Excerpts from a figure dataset
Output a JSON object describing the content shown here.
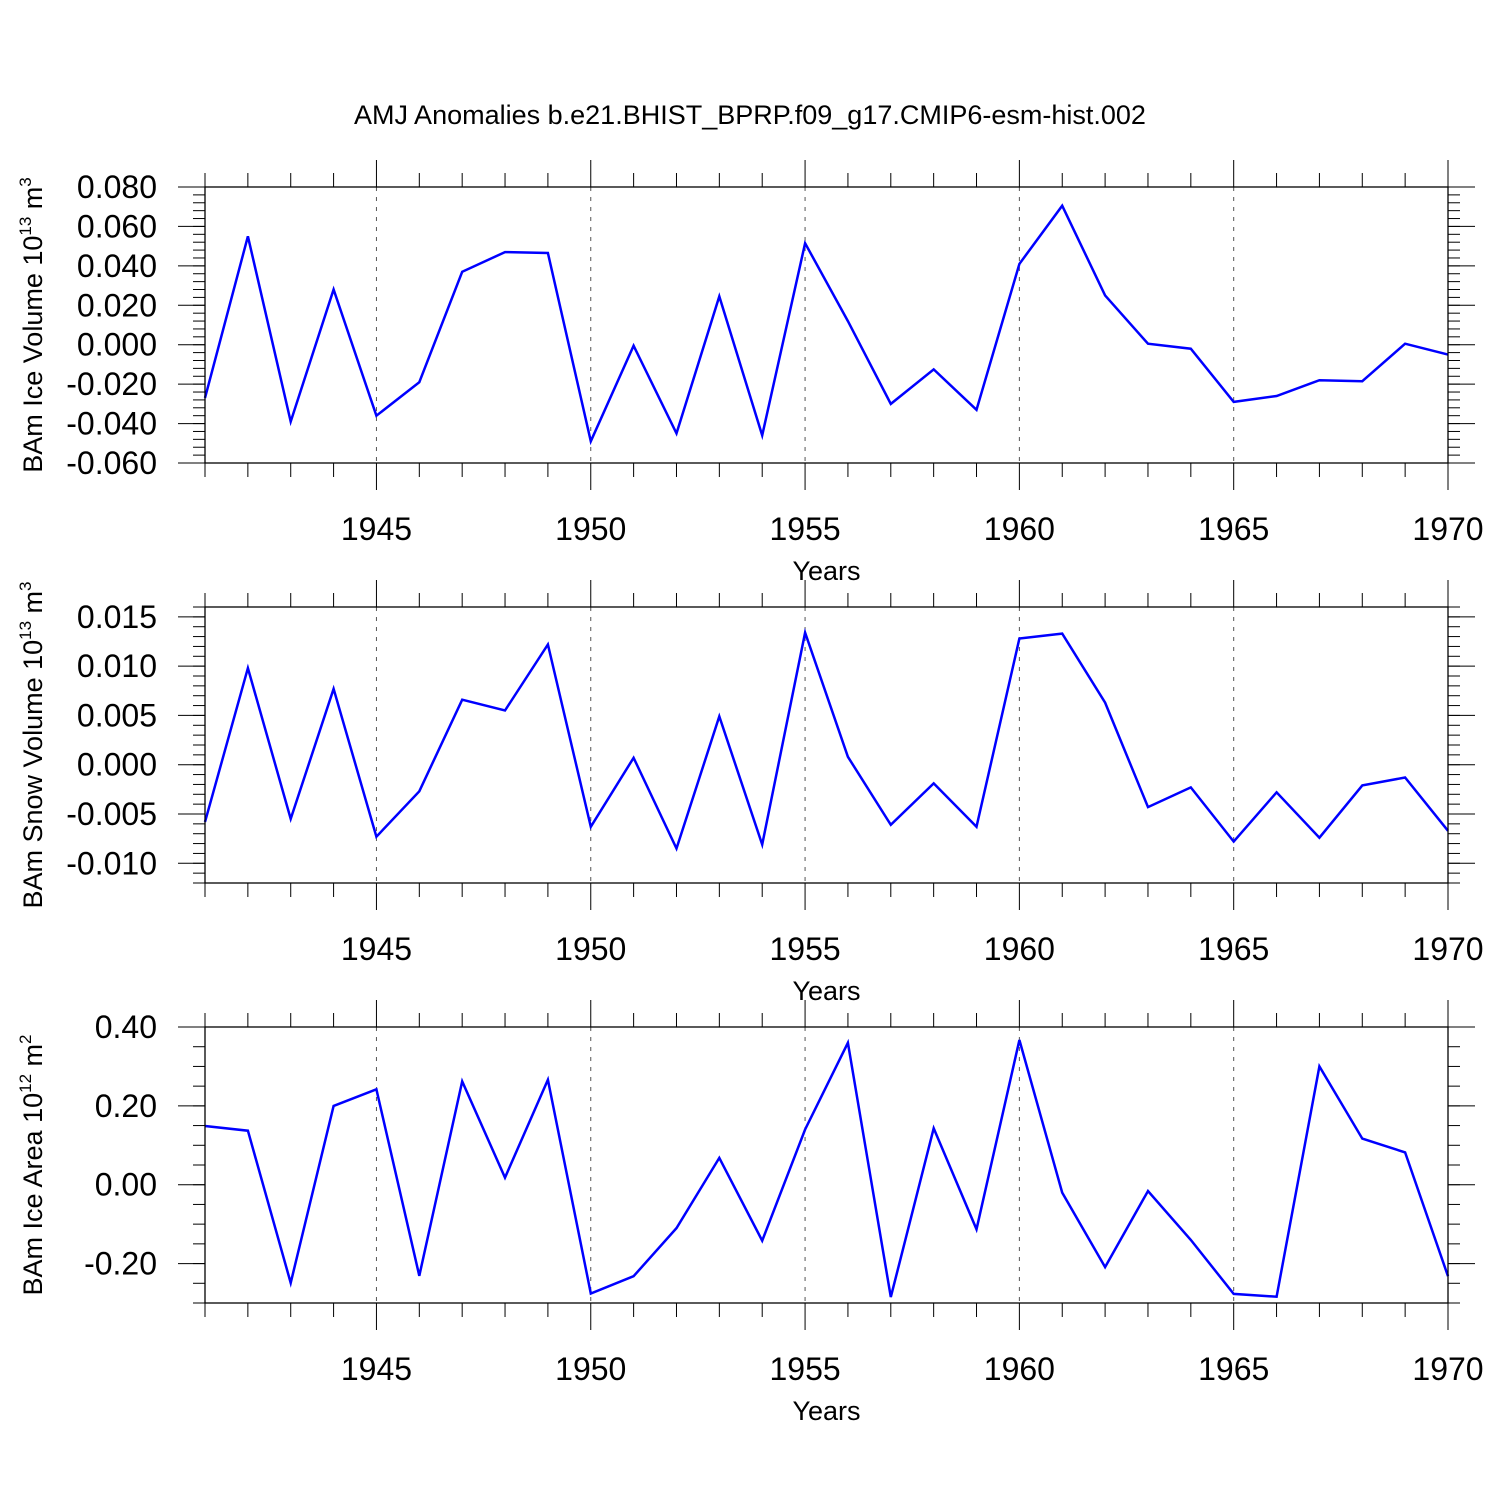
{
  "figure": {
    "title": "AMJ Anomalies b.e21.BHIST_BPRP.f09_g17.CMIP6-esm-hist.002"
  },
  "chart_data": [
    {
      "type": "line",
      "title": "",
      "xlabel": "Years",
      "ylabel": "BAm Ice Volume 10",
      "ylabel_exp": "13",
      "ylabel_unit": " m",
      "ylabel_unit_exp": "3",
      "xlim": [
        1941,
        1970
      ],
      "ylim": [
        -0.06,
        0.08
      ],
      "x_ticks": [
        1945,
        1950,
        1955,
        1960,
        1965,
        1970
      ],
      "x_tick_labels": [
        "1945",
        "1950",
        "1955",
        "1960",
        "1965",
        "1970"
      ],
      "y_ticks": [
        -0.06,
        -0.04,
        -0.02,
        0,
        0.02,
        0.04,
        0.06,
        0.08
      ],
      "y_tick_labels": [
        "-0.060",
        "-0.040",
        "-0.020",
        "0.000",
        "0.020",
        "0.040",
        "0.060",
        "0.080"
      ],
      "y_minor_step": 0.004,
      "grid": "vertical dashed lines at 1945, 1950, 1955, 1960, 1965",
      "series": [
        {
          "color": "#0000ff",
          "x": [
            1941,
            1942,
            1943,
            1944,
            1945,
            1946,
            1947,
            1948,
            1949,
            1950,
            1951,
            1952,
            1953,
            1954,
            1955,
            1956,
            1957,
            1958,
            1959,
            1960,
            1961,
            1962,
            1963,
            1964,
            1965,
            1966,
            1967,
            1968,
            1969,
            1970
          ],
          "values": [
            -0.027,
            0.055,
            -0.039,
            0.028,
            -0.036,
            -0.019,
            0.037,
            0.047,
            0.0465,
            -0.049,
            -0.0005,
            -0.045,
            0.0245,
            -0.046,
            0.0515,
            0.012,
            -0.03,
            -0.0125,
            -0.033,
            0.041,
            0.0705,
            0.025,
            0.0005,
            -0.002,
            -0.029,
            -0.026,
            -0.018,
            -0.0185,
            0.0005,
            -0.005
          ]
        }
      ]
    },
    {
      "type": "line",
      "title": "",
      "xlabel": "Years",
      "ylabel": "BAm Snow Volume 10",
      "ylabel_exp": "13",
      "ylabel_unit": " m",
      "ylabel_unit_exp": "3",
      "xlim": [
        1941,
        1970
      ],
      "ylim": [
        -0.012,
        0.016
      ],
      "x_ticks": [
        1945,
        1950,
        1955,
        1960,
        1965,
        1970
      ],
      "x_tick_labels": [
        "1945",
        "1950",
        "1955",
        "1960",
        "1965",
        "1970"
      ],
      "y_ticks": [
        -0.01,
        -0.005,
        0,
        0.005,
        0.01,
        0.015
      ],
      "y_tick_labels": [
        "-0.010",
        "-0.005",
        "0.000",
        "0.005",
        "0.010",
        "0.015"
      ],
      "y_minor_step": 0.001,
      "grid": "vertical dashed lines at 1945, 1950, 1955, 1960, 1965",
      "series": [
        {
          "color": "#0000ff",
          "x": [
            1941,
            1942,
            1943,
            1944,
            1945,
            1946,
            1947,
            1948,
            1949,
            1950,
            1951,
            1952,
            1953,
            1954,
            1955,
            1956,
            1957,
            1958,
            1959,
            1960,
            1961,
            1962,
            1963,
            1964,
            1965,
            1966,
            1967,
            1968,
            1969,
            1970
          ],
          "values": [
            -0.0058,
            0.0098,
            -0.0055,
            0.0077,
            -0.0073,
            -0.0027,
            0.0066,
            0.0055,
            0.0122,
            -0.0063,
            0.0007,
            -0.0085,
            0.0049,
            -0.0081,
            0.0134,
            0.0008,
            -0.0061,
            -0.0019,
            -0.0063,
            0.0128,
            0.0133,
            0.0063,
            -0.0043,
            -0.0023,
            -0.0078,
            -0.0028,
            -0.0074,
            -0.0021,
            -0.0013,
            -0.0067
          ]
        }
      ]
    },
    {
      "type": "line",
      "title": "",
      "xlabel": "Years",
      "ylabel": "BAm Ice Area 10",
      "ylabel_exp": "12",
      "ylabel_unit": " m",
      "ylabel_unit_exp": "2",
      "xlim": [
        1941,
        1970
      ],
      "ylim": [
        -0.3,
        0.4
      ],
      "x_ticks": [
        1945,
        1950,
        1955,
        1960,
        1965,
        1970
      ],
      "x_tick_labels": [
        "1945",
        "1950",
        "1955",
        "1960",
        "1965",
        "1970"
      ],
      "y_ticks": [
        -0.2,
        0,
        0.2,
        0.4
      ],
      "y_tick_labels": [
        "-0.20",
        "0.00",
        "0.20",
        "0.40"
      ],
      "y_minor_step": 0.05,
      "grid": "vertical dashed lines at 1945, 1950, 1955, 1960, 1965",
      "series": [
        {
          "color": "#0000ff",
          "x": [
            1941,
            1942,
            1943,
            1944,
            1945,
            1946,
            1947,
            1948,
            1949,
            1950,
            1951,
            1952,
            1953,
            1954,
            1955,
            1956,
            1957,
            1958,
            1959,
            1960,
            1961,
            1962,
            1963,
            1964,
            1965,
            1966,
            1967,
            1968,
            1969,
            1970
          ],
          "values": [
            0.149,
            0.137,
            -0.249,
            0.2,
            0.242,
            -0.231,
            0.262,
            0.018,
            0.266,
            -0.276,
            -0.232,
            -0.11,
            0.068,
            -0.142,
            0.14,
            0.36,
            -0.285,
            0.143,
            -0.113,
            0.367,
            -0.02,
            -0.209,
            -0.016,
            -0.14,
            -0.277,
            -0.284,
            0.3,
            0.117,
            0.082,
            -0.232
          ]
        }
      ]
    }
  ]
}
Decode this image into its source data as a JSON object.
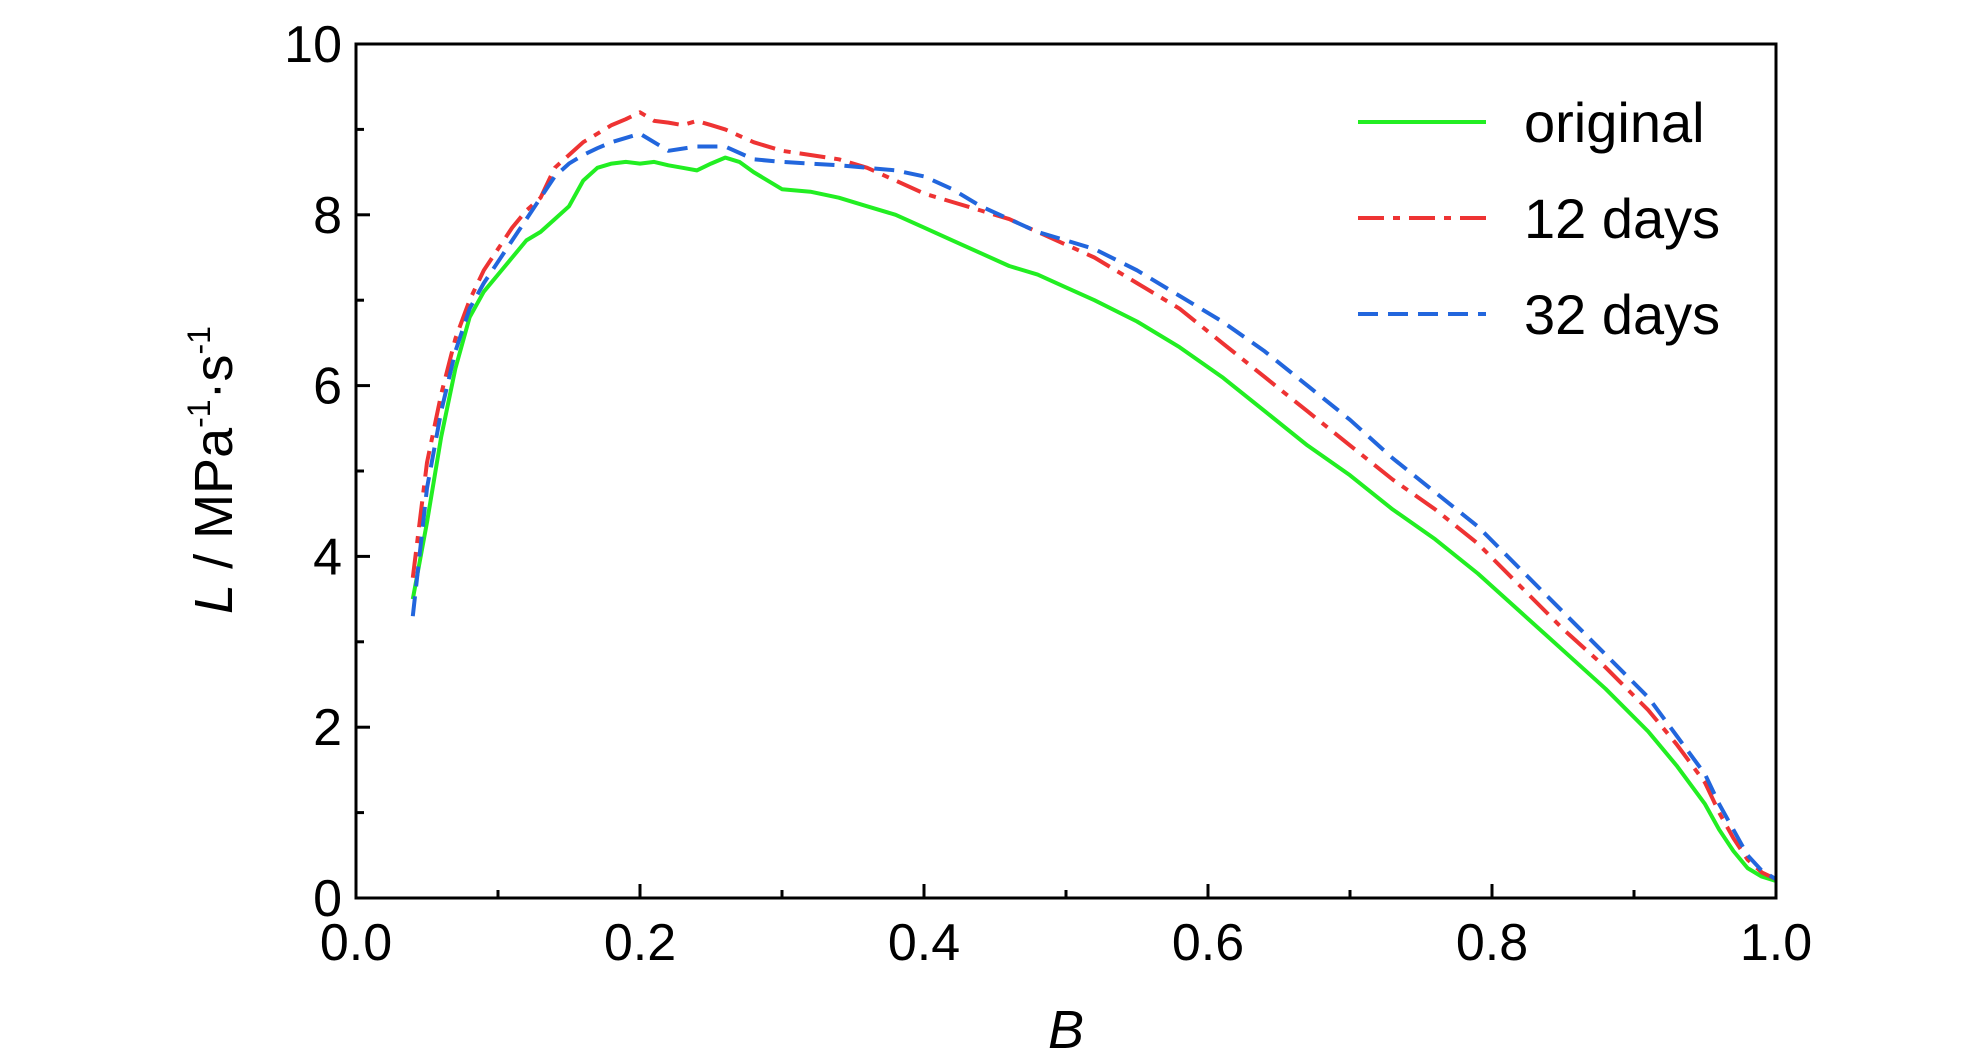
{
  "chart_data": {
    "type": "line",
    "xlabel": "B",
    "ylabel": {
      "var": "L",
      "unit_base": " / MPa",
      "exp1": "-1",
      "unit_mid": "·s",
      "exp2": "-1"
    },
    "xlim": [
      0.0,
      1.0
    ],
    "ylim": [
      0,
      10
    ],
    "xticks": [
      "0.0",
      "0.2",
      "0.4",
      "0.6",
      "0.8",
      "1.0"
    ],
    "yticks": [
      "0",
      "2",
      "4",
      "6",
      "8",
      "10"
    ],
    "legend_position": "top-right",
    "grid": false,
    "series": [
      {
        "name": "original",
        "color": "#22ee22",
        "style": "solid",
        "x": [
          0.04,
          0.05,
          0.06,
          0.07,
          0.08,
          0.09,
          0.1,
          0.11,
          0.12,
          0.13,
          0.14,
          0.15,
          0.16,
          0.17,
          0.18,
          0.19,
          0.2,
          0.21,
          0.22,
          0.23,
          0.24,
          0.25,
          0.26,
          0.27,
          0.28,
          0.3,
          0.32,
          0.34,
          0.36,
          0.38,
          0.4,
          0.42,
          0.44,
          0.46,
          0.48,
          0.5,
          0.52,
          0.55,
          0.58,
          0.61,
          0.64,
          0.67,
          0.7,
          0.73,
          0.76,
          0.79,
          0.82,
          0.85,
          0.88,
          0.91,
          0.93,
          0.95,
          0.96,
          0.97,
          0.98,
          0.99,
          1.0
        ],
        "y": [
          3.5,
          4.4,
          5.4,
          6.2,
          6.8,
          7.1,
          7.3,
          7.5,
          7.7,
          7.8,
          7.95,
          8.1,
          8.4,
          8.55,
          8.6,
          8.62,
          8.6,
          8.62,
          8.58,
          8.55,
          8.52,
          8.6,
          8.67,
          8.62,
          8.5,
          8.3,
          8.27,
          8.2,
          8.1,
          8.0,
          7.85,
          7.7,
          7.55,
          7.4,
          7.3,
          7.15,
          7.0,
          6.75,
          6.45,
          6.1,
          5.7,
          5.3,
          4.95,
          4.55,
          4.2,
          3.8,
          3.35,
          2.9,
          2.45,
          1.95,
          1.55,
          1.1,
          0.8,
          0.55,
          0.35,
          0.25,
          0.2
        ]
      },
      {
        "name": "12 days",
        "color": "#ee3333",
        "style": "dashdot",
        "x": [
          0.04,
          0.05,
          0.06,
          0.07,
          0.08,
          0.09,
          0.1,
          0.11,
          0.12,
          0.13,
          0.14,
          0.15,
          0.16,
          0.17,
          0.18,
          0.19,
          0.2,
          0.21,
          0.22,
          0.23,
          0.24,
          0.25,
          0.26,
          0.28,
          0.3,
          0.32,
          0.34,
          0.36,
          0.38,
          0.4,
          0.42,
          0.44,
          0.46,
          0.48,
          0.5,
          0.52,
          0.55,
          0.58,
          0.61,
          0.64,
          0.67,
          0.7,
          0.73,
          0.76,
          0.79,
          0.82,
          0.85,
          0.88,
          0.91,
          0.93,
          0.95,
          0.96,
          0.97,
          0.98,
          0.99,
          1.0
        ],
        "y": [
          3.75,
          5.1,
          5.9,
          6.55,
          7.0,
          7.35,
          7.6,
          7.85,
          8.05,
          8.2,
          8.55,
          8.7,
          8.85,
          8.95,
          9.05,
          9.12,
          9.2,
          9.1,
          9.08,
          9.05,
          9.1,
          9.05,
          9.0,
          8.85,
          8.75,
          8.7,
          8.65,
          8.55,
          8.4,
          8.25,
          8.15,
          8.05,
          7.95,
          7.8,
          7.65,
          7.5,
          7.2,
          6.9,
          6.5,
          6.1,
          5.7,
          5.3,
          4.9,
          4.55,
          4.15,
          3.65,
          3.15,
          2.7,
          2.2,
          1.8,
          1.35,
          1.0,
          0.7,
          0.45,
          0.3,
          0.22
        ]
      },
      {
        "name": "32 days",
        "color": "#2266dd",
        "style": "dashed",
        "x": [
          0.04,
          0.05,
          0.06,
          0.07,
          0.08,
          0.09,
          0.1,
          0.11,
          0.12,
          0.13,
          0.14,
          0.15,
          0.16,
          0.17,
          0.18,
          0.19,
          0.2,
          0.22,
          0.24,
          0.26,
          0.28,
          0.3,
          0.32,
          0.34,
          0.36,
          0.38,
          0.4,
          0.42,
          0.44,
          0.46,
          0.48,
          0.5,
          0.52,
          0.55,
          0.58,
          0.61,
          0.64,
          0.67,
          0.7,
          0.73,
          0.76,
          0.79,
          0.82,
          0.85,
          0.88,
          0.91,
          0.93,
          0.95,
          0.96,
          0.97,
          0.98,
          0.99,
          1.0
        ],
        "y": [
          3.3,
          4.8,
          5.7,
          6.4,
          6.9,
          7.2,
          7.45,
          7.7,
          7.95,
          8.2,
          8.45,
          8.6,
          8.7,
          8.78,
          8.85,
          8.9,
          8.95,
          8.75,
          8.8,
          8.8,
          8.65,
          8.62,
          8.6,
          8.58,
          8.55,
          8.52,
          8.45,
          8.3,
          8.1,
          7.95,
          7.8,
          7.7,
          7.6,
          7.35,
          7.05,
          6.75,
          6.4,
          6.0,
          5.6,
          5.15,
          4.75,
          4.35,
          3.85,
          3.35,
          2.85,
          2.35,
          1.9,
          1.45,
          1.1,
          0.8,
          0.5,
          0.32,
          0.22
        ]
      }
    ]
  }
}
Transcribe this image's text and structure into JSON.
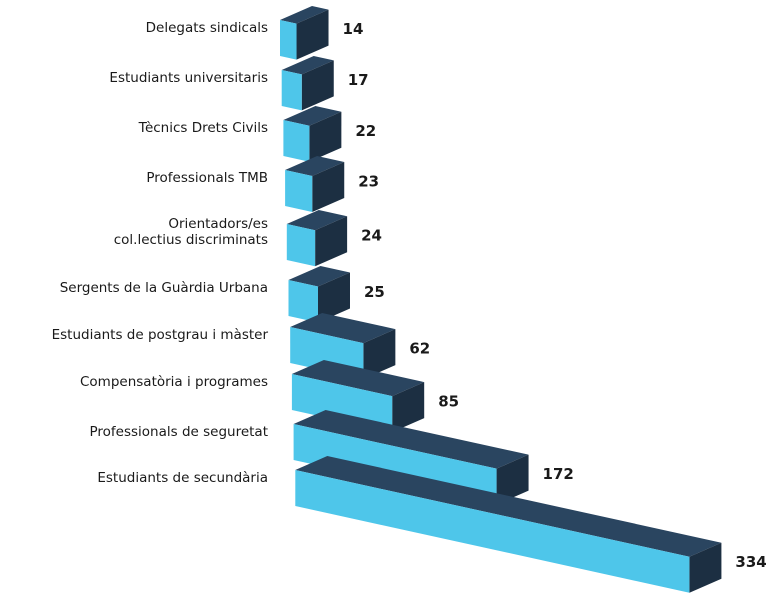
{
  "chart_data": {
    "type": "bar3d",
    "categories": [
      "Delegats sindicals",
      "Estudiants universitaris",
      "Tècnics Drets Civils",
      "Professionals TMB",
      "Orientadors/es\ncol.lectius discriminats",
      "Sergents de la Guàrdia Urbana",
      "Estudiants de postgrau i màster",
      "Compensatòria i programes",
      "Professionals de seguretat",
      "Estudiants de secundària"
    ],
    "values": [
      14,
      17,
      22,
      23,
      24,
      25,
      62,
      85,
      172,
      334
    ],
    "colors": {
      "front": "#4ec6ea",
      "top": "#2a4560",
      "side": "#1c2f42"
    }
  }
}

• Job
Pick out all lines containing the string "Estudiants".

• Solution to this problem
      "Estudiants universitaris",
      "Estudiants de postgrau i màster",
      "Estudiants de secundària"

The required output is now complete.